TO DO ->
Here are some entries; quote each one exactly.
=== AVAILABLE DATA ===
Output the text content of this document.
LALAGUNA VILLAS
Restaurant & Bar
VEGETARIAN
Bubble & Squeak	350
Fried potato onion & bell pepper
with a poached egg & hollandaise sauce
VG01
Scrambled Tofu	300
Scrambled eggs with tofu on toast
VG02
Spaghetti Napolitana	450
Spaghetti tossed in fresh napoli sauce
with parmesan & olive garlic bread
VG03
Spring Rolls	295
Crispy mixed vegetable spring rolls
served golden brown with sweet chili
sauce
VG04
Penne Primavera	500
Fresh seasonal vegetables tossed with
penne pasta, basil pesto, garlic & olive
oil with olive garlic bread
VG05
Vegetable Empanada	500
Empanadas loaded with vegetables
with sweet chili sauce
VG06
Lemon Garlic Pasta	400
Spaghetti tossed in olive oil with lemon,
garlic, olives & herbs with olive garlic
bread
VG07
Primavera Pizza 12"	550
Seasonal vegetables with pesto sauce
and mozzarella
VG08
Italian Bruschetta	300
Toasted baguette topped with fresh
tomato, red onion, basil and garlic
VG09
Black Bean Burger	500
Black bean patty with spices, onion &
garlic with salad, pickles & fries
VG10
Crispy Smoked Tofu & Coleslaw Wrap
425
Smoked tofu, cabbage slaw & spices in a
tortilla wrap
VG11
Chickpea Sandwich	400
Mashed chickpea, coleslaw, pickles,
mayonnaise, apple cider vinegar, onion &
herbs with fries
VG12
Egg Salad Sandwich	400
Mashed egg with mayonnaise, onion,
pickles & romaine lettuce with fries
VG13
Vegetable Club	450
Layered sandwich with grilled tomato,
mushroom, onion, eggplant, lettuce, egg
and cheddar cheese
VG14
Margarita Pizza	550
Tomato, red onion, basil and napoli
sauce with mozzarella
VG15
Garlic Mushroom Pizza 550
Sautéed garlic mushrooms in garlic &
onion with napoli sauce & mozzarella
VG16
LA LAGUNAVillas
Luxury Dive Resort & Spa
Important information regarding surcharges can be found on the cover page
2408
===
FULL ANSWER ->
Output the text content of this document.
LALAGUNA VILLAS
Restaurant & Bar
VEGETARIAN
Bubble & Squeak	350
Fried potato onion & bell pepper
with a poached egg & hollandaise sauce
VG01
Scrambled Tofu	300
Scrambled eggs with tofu on toast
VG02
Spaghetti Napolitana	450
Spaghetti tossed in fresh napoli sauce
with parmesan & olive garlic bread
VG03
Spring Rolls	295
Crispy mixed vegetable spring rolls
served golden brown with sweet chili
sauce
VG04
Penne Primavera	500
Fresh seasonal vegetables tossed with
penne pasta, basil pesto, garlic & olive
oil with olive garlic bread
VG05
Vegetable Empanada	500
Empanadas loaded with vegetables
with sweet chili sauce
VG06
Lemon Garlic Pasta	400
Spaghetti tossed in olive oil with lemon,
garlic, olives & herbs with olive garlic
bread
VG07
Primavera Pizza 12"	550
Seasonal vegetables with pesto sauce
and mozzarella
VG08
Italian Bruschetta	300
Toasted baguette topped with fresh
tomato, red onion, basil and garlic
VG09
Black Bean Burger	500
Black bean patty with spices, onion &
garlic with salad, pickles & fries
VG10
Crispy Smoked Tofu & Coleslaw Wrap
425
Smoked tofu, cabbage slaw & spices in a
tortilla wrap
VG11
Chickpea Sandwich	400
Mashed chickpea, coleslaw, pickles,
mayonnaise, apple cider vinegar, onion &
herbs with fries
VG12
Egg Salad Sandwich	400
Mashed egg with mayonnaise, onion,
pickles & romaine lettuce with fries
VG13
Vegetable Club	450
Layered sandwich with grilled tomato,
mushroom, onion, eggplant, lettuce, egg
and cheddar cheese
VG14
Margarita Pizza	550
Tomato, red onion, basil and napoli
sauce with mozzarella
VG15
Garlic Mushroom Pizza 550
Sautéed garlic mushrooms in garlic &
onion with napoli sauce & mozzarella
VG16
LA LAGUNAVillas
Luxury Dive Resort & Spa
Important information regarding surcharges can be found on the cover page
2408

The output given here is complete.